START Stored records

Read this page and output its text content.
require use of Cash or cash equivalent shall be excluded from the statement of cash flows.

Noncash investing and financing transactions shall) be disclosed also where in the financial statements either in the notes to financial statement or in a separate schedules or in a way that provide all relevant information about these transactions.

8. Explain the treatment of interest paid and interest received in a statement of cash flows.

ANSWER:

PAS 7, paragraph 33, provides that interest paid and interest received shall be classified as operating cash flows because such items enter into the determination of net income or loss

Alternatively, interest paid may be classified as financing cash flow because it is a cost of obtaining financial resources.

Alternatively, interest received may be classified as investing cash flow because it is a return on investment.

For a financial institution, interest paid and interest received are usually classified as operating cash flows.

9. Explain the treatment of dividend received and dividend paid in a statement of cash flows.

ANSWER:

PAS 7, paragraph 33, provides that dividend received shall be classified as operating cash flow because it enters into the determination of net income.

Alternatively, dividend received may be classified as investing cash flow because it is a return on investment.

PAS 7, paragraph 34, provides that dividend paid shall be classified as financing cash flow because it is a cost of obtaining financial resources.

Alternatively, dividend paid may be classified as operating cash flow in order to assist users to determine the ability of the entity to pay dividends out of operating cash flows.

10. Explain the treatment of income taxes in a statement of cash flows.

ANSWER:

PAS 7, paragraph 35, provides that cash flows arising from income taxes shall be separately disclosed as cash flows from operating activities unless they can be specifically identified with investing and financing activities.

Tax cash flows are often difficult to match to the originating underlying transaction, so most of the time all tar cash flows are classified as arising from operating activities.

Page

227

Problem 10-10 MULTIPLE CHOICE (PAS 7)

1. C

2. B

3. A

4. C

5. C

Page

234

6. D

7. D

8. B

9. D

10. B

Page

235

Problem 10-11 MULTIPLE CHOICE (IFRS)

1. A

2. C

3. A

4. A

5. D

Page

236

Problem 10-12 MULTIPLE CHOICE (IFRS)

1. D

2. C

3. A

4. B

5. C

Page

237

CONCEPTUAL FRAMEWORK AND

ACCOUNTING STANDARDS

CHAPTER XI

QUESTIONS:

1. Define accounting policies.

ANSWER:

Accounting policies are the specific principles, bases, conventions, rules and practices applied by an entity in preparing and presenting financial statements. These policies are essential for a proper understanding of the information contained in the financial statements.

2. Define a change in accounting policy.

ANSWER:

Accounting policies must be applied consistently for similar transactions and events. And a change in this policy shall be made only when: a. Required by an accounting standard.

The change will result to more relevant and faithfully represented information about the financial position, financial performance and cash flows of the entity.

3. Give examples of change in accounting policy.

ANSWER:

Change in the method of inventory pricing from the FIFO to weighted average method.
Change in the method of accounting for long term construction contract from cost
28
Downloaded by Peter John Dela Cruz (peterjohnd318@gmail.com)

END Stored records

Copy all lines from the material that hold "received".

■ The reply:
8. Explain the treatment of interest paid and interest received in a statement of cash flows.
PAS 7, paragraph 33, provides that interest paid and interest received shall be classified as operating cash flows because such items enter into the determination of net income or loss
Alternatively, interest received may be classified as investing cash flow because it is a return on investment.
For a financial institution, interest paid and interest received are usually classified as operating cash flows.
9. Explain the treatment of dividend received and dividend paid in a statement of cash flows.
PAS 7, paragraph 33, provides that dividend received shall be classified as operating cash flow because it enters into the determination of net income.
Alternatively, dividend received may be classified as investing cash flow because it is a return on investment.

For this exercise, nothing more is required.